— begin SUPPLIED INFORMATION —
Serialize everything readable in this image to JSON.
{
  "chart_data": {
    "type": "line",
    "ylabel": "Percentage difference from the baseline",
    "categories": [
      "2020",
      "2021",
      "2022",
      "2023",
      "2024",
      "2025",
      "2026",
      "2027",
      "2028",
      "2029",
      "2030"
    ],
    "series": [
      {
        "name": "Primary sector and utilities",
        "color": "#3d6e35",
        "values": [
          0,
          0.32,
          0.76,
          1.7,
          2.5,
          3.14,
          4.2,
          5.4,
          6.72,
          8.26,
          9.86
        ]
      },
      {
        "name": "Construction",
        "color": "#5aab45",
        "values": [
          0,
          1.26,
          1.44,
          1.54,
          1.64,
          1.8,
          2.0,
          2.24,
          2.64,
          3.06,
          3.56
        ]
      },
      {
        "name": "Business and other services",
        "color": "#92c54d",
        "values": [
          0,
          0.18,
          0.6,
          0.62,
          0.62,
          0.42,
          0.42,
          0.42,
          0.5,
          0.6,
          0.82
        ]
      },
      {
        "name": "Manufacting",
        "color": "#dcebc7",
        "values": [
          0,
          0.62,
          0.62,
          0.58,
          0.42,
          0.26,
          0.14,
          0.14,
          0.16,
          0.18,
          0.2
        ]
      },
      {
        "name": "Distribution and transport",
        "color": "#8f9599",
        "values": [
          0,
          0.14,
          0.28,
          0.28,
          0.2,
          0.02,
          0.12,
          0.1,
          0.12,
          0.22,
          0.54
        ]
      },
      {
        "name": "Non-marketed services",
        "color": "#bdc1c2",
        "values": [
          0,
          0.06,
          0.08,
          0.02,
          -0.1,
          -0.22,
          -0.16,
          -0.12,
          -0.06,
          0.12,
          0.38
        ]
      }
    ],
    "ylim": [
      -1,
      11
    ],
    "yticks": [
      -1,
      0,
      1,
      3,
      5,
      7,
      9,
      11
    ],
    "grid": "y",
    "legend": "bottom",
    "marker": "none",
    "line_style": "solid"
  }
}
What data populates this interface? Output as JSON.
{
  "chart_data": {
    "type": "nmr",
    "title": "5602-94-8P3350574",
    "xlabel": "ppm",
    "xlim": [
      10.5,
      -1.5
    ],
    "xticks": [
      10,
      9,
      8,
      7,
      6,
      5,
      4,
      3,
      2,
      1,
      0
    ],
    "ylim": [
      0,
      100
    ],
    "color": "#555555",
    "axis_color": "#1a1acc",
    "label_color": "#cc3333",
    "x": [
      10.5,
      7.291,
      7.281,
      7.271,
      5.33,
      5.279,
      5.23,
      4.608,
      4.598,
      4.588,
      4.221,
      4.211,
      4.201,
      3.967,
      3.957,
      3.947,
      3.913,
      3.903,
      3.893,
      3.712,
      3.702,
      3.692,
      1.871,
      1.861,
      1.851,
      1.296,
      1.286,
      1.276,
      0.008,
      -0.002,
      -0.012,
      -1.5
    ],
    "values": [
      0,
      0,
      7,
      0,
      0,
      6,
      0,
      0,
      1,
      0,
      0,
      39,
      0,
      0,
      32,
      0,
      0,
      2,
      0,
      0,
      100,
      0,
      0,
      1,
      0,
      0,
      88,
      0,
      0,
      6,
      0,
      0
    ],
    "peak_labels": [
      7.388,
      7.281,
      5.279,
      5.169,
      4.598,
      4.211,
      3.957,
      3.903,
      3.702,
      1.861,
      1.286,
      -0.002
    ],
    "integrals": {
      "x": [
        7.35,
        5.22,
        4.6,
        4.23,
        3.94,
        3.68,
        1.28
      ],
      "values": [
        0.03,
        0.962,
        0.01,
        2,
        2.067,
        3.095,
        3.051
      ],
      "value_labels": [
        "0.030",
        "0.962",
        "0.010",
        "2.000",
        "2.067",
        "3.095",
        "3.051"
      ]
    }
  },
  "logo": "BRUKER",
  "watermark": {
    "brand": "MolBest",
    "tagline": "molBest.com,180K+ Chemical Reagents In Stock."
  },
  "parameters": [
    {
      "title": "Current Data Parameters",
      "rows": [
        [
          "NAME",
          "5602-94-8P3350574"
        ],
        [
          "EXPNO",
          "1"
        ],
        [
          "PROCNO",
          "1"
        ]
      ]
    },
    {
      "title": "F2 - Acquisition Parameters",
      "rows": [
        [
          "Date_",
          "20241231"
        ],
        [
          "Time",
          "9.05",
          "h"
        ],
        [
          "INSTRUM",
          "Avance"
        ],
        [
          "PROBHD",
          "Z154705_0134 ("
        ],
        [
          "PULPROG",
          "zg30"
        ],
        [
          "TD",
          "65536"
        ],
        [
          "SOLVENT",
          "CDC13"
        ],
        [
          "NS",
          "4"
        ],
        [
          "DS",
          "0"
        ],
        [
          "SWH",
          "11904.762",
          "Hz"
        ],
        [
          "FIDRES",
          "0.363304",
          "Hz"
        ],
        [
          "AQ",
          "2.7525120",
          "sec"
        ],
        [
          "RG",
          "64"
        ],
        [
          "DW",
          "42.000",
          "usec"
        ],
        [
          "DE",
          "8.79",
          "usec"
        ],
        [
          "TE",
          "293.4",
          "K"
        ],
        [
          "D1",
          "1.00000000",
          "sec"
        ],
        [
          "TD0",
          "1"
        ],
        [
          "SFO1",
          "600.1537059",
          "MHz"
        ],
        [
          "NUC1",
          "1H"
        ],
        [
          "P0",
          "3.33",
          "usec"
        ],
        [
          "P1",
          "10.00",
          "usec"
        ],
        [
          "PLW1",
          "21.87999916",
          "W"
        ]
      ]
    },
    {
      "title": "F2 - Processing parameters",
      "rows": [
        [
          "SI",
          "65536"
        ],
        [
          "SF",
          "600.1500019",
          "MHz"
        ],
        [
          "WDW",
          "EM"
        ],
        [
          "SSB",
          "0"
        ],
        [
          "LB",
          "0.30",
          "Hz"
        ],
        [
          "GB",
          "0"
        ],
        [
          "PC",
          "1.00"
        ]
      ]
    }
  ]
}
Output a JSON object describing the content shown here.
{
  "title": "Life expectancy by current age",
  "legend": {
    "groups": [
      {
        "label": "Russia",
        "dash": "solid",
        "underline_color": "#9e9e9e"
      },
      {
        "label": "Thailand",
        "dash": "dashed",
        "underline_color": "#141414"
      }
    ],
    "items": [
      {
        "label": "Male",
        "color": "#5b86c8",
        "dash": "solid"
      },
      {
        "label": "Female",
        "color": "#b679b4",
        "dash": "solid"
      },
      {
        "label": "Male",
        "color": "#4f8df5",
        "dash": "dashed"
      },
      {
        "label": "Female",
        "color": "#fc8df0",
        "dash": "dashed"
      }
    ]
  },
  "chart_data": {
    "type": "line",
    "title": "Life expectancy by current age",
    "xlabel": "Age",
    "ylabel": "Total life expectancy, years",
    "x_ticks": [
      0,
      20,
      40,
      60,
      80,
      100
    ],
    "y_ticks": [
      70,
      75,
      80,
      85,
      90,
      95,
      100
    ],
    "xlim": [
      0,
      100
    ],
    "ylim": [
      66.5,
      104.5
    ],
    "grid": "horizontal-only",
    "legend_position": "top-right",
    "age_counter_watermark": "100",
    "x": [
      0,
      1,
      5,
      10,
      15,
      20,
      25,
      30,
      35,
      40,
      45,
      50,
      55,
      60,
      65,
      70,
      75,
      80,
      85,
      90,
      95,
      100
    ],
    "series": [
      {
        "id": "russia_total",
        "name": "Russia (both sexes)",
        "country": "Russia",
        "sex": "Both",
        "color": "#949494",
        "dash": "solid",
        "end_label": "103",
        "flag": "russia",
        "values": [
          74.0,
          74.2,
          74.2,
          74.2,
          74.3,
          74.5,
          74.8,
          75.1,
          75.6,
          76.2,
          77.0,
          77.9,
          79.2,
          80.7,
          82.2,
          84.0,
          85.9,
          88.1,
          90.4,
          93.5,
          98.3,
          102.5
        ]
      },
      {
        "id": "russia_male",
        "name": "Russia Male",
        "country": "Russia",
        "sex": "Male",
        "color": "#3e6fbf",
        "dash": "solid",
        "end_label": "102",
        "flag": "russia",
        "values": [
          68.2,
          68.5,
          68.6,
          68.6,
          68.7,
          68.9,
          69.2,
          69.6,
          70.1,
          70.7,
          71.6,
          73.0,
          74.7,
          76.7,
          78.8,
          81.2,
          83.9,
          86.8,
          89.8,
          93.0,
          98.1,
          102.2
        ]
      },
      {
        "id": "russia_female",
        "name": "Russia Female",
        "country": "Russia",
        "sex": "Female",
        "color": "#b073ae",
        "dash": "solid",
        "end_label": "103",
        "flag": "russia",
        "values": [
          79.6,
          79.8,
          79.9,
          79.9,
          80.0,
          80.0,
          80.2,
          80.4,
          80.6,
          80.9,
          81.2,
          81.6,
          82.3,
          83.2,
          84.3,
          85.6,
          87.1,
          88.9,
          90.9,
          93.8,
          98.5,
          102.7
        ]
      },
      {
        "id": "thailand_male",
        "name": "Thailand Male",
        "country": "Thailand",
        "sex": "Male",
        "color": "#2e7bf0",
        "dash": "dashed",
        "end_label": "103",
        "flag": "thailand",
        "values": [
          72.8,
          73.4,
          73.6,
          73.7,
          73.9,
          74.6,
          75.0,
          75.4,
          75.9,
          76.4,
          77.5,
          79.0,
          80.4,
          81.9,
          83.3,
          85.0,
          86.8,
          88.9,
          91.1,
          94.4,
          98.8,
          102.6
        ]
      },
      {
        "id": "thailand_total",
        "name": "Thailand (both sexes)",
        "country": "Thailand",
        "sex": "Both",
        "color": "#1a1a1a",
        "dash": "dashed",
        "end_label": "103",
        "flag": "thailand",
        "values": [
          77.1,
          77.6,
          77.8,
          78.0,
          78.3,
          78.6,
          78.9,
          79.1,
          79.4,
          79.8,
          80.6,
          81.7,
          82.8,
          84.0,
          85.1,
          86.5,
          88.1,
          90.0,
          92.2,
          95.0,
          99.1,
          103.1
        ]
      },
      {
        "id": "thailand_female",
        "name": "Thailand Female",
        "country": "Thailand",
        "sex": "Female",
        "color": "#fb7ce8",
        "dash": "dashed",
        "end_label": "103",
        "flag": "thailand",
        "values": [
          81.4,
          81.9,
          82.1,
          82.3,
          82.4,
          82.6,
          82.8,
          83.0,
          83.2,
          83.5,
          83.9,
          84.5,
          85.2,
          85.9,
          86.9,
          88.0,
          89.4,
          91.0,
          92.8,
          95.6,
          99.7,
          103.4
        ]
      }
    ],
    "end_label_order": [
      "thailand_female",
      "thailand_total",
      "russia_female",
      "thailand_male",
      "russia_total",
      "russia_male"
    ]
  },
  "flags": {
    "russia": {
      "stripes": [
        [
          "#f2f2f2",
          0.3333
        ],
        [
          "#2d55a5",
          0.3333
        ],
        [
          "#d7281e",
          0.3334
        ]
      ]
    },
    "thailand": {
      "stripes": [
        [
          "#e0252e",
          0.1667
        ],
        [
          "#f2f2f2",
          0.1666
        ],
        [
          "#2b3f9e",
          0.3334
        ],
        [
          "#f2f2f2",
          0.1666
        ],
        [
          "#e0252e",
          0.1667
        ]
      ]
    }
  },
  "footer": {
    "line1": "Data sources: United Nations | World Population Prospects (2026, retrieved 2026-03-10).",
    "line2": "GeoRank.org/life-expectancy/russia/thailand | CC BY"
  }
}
— end SUPPLIED INFORMATION —
TO BE DONE:
List each line in the listing that contains the string "title".

OUTPUT OF THE EXERCISE:
    "title": "5602-94-8P3350574",
      "title": "Current Data Parameters",
      "title": "F2 - Acquisition Parameters",
      "title": "F2 - Processing parameters",
  "title": "Life expectancy by current age",
    "title": "Life expectancy by current age",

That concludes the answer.